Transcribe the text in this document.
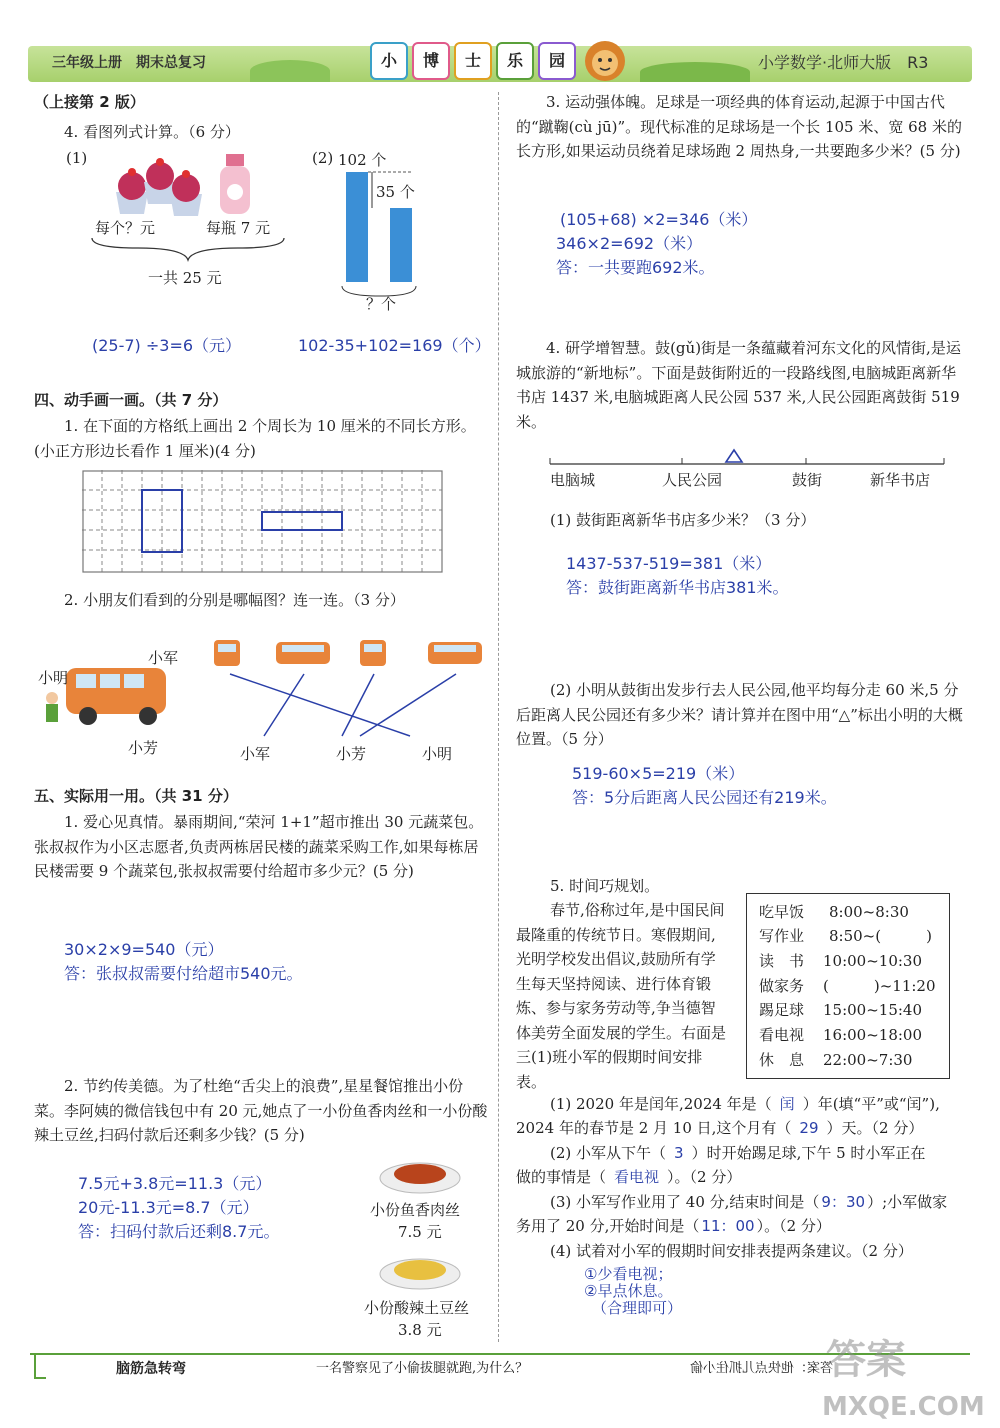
三年级上册　期末总复习	小	博	士	乐	园	小学数学·北师大版　 R3
（上接第 2 版）
4. 看图列式计算。（6 分）
(1)
每个？元	每瓶 7 元
一共 25 元
(2) 102 个
35 个
？个
(25-7) ÷3=6（元）	102-35+102=169（个）
四、动手画一画。（共 7 分）
1. 在下面的方格纸上画出 2 个周长为 10 厘米的不同长方形。(小正方形边长看作 1 厘米)(4 分)
2. 小朋友们看到的分别是哪幅图？连一连。（3 分）
小明
小军
小芳	小军	小芳	小明
五、实际用一用。（共 31 分）
1. 爱心见真情。暴雨期间,“荣河 1+1”超市推出 30 元蔬菜包。张叔叔作为小区志愿者,负责两栋居民楼的蔬菜采购工作,如果每栋居民楼需要 9 个蔬菜包,张叔叔需要付给超市多少元？(5 分)
30×2×9=540（元）
答：张叔叔需要付给超市540元。
2. 节约传美德。为了杜绝“舌尖上的浪费”,星星餐馆推出小份菜。李阿姨的微信钱包中有 20 元,她点了一小份鱼香肉丝和一小份酸辣土豆丝,扫码付款后还剩多少钱？(5 分)
7.5元+3.8元=11.3（元）
20元-11.3元=8.7（元）
答：扫码付款后还剩8.7元。
小份鱼香肉丝
7.5 元
小份酸辣土豆丝
3.8 元
3. 运动强体魄。足球是一项经典的体育运动,起源于中国古代的“蹴鞠(cù jū)”。现代标准的足球场是一个长 105 米、宽 68 米的长方形,如果运动员绕着足球场跑 2 周热身,一共要跑多少米？(5 分)
(105+68) ×2=346（米）
346×2=692（米）
答：一共要跑692米。
4. 研学增智慧。鼓(gǔ)街是一条蕴藏着河东文化的风情街,是运城旅游的“新地标”。下面是鼓街附近的一段路线图,电脑城距离新华书店 1437 米,电脑城距离人民公园 537 米,人民公园距离鼓街 519 米。
电脑城	人民公园	鼓街	新华书店
(1) 鼓街距离新华书店多少米？（3 分）
1437-537-519=381（米）
答：鼓街距离新华书店381米。
(2) 小明从鼓街出发步行去人民公园,他平均每分走 60 米,5 分后距离人民公园还有多少米？请计算并在图中用“△”标出小明的大概位置。（5 分）
519-60×5=219（米）
答：5分后距离人民公园还有219米。
5. 时间巧规划。
春节,俗称过年,是中国民间最隆重的传统节日。寒假期间,光明学校发出倡议,鼓励所有学生每天坚持阅读、进行体育锻炼、参与家务劳动等,争当德智体美劳全面发展的学生。右面是三(1)班小军的假期时间安排表。
吃早饭 8:00~8:30
写作业 8:50~(　　　)
读　书 10:00~10:30
做家务 (　　　)~11:20
踢足球 15:00~15:40
看电视 16:00~18:00
休　息 22:00~7:30
(1) 2020 年是闰年,2024 年是（ 闰 ）年(填“平”或“闰”),
2024 年的春节是 2 月 10 日,这个月有（ 29 ）天。（2 分）
(2) 小军从下午（ 3 ）时开始踢足球,下午 5 时小军正在
做的事情是（ 看电视 ）。（2 分）
(3) 小军写作业用了 40 分,结束时间是（ 9：30 ）;小军做家
务用了 20 分,开始时间是（ 11：00 ）。（2 分）
(4) 试着对小军的假期时间安排表提两条建议。（2 分）
①少看电视；
②早点休息。
（合理即可）
脑筋急转弯	一名警察见了小偷拔腿就跑,为什么？	答案：他快点儿抓住小偷
答案
MXQE.COM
============================================================
◆ What is asked ◆
Except for the pictures, copy every line of the records above exactly.

◆ Written reply ◆
Transcribe the text in this document.
三年级上册　期末总复习	小	博	士	乐	园	小学数学·北师大版　 R3
（上接第 2 版）
4. 看图列式计算。（6 分）
(1)
每个？元	每瓶 7 元
一共 25 元
(2) 102 个
35 个
？个
(25-7) ÷3=6（元）	102-35+102=169（个）
四、动手画一画。（共 7 分）
1. 在下面的方格纸上画出 2 个周长为 10 厘米的不同长方形。(小正方形边长看作 1 厘米)(4 分)
2. 小朋友们看到的分别是哪幅图？连一连。（3 分）
小明
小军
小芳	小军	小芳	小明
五、实际用一用。（共 31 分）
1. 爱心见真情。暴雨期间,“荣河 1+1”超市推出 30 元蔬菜包。张叔叔作为小区志愿者,负责两栋居民楼的蔬菜采购工作,如果每栋居民楼需要 9 个蔬菜包,张叔叔需要付给超市多少元？(5 分)
30×2×9=540（元）
答：张叔叔需要付给超市540元。
2. 节约传美德。为了杜绝“舌尖上的浪费”,星星餐馆推出小份菜。李阿姨的微信钱包中有 20 元,她点了一小份鱼香肉丝和一小份酸辣土豆丝,扫码付款后还剩多少钱？(5 分)
7.5元+3.8元=11.3（元）
20元-11.3元=8.7（元）
答：扫码付款后还剩8.7元。
小份鱼香肉丝
7.5 元
小份酸辣土豆丝
3.8 元
3. 运动强体魄。足球是一项经典的体育运动,起源于中国古代的“蹴鞠(cù jū)”。现代标准的足球场是一个长 105 米、宽 68 米的长方形,如果运动员绕着足球场跑 2 周热身,一共要跑多少米？(5 分)
(105+68) ×2=346（米）
346×2=692（米）
答：一共要跑692米。
4. 研学增智慧。鼓(gǔ)街是一条蕴藏着河东文化的风情街,是运城旅游的“新地标”。下面是鼓街附近的一段路线图,电脑城距离新华书店 1437 米,电脑城距离人民公园 537 米,人民公园距离鼓街 519 米。
电脑城	人民公园	鼓街	新华书店
(1) 鼓街距离新华书店多少米？（3 分）
1437-537-519=381（米）
答：鼓街距离新华书店381米。
(2) 小明从鼓街出发步行去人民公园,他平均每分走 60 米,5 分后距离人民公园还有多少米？请计算并在图中用“△”标出小明的大概位置。（5 分）
519-60×5=219（米）
答：5分后距离人民公园还有219米。
5. 时间巧规划。
春节,俗称过年,是中国民间最隆重的传统节日。寒假期间,光明学校发出倡议,鼓励所有学生每天坚持阅读、进行体育锻炼、参与家务劳动等,争当德智体美劳全面发展的学生。右面是三(1)班小军的假期时间安排表。
吃早饭 8:00~8:30
写作业 8:50~(　　　)
读　书 10:00~10:30
做家务 (　　　)~11:20
踢足球 15:00~15:40
看电视 16:00~18:00
休　息 22:00~7:30
(1) 2020 年是闰年,2024 年是（ 闰 ）年(填“平”或“闰”),
2024 年的春节是 2 月 10 日,这个月有（ 29 ）天。（2 分）
(2) 小军从下午（ 3 ）时开始踢足球,下午 5 时小军正在
做的事情是（ 看电视 ）。（2 分）
(3) 小军写作业用了 40 分,结束时间是（ 9：30 ）;小军做家
务用了 20 分,开始时间是（ 11：00 ）。（2 分）
(4) 试着对小军的假期时间安排表提两条建议。（2 分）
①少看电视；
②早点休息。
（合理即可）
脑筋急转弯	一名警察见了小偷拔腿就跑,为什么？	答案：他快点儿抓住小偷
答案
MXQE.COM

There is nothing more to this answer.